Job.
Transcribe all of the material exactly, except for its pictures.

Data shown.
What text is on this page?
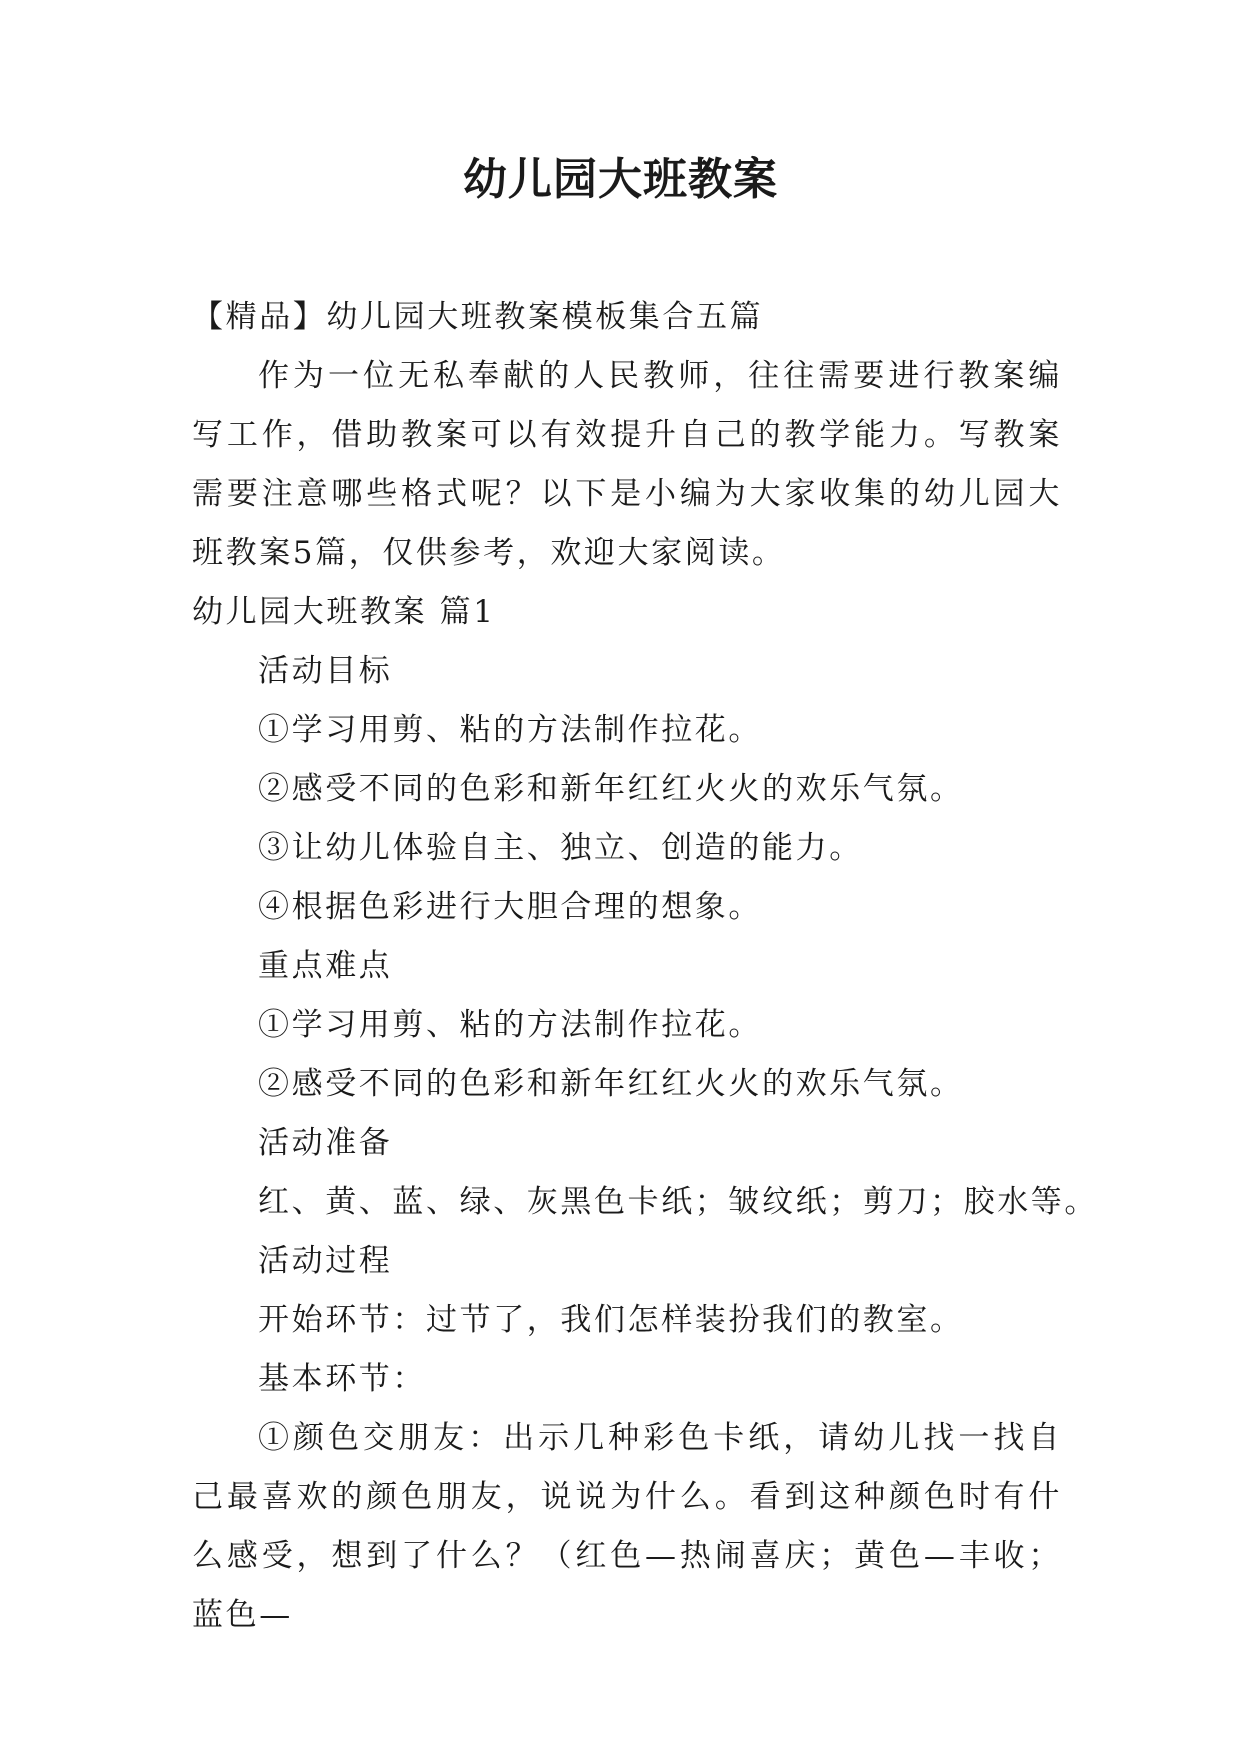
幼儿园大班教案

【精品】幼儿园大班教案模板集合五篇

作为一位无私奉献的人民教师，往往需要进行教案编写工作，借助教案可以有效提升自己的教学能力。写教案需要注意哪些格式呢？以下是小编为大家收集的幼儿园大班教案5篇，仅供参考，欢迎大家阅读。

幼儿园大班教案 篇1

活动目标

①学习用剪、粘的方法制作拉花。

②感受不同的色彩和新年红红火火的欢乐气氛。

③让幼儿体验自主、独立、创造的能力。

④根据色彩进行大胆合理的想象。

重点难点

①学习用剪、粘的方法制作拉花。

②感受不同的色彩和新年红红火火的欢乐气氛。

活动准备

红、黄、蓝、绿、灰黑色卡纸；皱纹纸；剪刀；胶水等。

活动过程

开始环节：过节了，我们怎样装扮我们的教室。

基本环节：

①颜色交朋友：出示几种彩色卡纸，请幼儿找一找自己最喜欢的颜色朋友，说说为什么。看到这种颜色时有什么感受，想到了什么？（红色—热闹喜庆；黄色—丰收；蓝色—
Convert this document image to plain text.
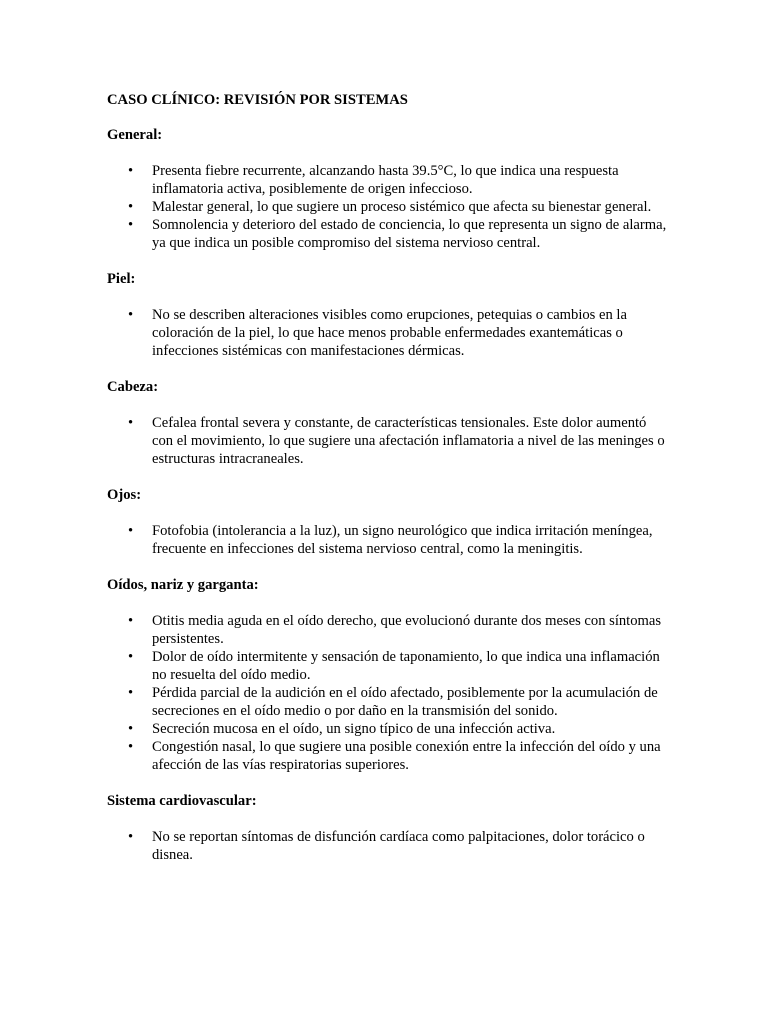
CASO CLÍNICO: REVISIÓN POR SISTEMAS
General:
• Presenta fiebre recurrente, alcanzando hasta 39.5°C, lo que indica una respuesta inflamatoria activa, posiblemente de origen infeccioso.
• Malestar general, lo que sugiere un proceso sistémico que afecta su bienestar general.
• Somnolencia y deterioro del estado de conciencia, lo que representa un signo de alarma, ya que indica un posible compromiso del sistema nervioso central.
Piel:
• No se describen alteraciones visibles como erupciones, petequias o cambios en la coloración de la piel, lo que hace menos probable enfermedades exantemáticas o infecciones sistémicas con manifestaciones dérmicas.
Cabeza:
• Cefalea frontal severa y constante, de características tensionales. Este dolor aumentó con el movimiento, lo que sugiere una afectación inflamatoria a nivel de las meninges o estructuras intracraneales.
Ojos:
• Fotofobia (intolerancia a la luz), un signo neurológico que indica irritación meníngea, frecuente en infecciones del sistema nervioso central, como la meningitis.
Oídos, nariz y garganta:
• Otitis media aguda en el oído derecho, que evolucionó durante dos meses con síntomas persistentes.
• Dolor de oído intermitente y sensación de taponamiento, lo que indica una inflamación no resuelta del oído medio.
• Pérdida parcial de la audición en el oído afectado, posiblemente por la acumulación de secreciones en el oído medio o por daño en la transmisión del sonido.
• Secreción mucosa en el oído, un signo típico de una infección activa.
• Congestión nasal, lo que sugiere una posible conexión entre la infección del oído y una afección de las vías respiratorias superiores.
Sistema cardiovascular:
• No se reportan síntomas de disfunción cardíaca como palpitaciones, dolor torácico o disnea.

The output.
What text is on this page?
幼儿园大班教案

【精品】幼儿园大班教案模板集合五篇

作为一位无私奉献的人民教师，往往需要进行教案编写工作，借助教案可以有效提升自己的教学能力。写教案需要注意哪些格式呢？以下是小编为大家收集的幼儿园大班教案5篇，仅供参考，欢迎大家阅读。

幼儿园大班教案 篇1

活动目标

①学习用剪、粘的方法制作拉花。

②感受不同的色彩和新年红红火火的欢乐气氛。

③让幼儿体验自主、独立、创造的能力。

④根据色彩进行大胆合理的想象。

重点难点

①学习用剪、粘的方法制作拉花。

②感受不同的色彩和新年红红火火的欢乐气氛。

活动准备

红、黄、蓝、绿、灰黑色卡纸；皱纹纸；剪刀；胶水等。

活动过程

开始环节：过节了，我们怎样装扮我们的教室。

基本环节：

①颜色交朋友：出示几种彩色卡纸，请幼儿找一找自己最喜欢的颜色朋友，说说为什么。看到这种颜色时有什么感受，想到了什么？（红色—热闹喜庆；黄色—丰收；蓝色—
Convert this document image to plain text.
CASO CLÍNICO: REVISIÓN POR SISTEMAS
General:
• Presenta fiebre recurrente, alcanzando hasta 39.5°C, lo que indica una respuesta inflamatoria activa, posiblemente de origen infeccioso.
• Malestar general, lo que sugiere un proceso sistémico que afecta su bienestar general.
• Somnolencia y deterioro del estado de conciencia, lo que representa un signo de alarma, ya que indica un posible compromiso del sistema nervioso central.
Piel:
• No se describen alteraciones visibles como erupciones, petequias o cambios en la coloración de la piel, lo que hace menos probable enfermedades exantemáticas o infecciones sistémicas con manifestaciones dérmicas.
Cabeza:
• Cefalea frontal severa y constante, de características tensionales. Este dolor aumentó con el movimiento, lo que sugiere una afectación inflamatoria a nivel de las meninges o estructuras intracraneales.
Ojos:
• Fotofobia (intolerancia a la luz), un signo neurológico que indica irritación meníngea, frecuente en infecciones del sistema nervioso central, como la meningitis.
Oídos, nariz y garganta:
• Otitis media aguda en el oído derecho, que evolucionó durante dos meses con síntomas persistentes.
• Dolor de oído intermitente y sensación de taponamiento, lo que indica una inflamación no resuelta del oído medio.
• Pérdida parcial de la audición en el oído afectado, posiblemente por la acumulación de secreciones en el oído medio o por daño en la transmisión del sonido.
• Secreción mucosa en el oído, un signo típico de una infección activa.
• Congestión nasal, lo que sugiere una posible conexión entre la infección del oído y una afección de las vías respiratorias superiores.
Sistema cardiovascular:
• No se reportan síntomas de disfunción cardíaca como palpitaciones, dolor torácico o disnea.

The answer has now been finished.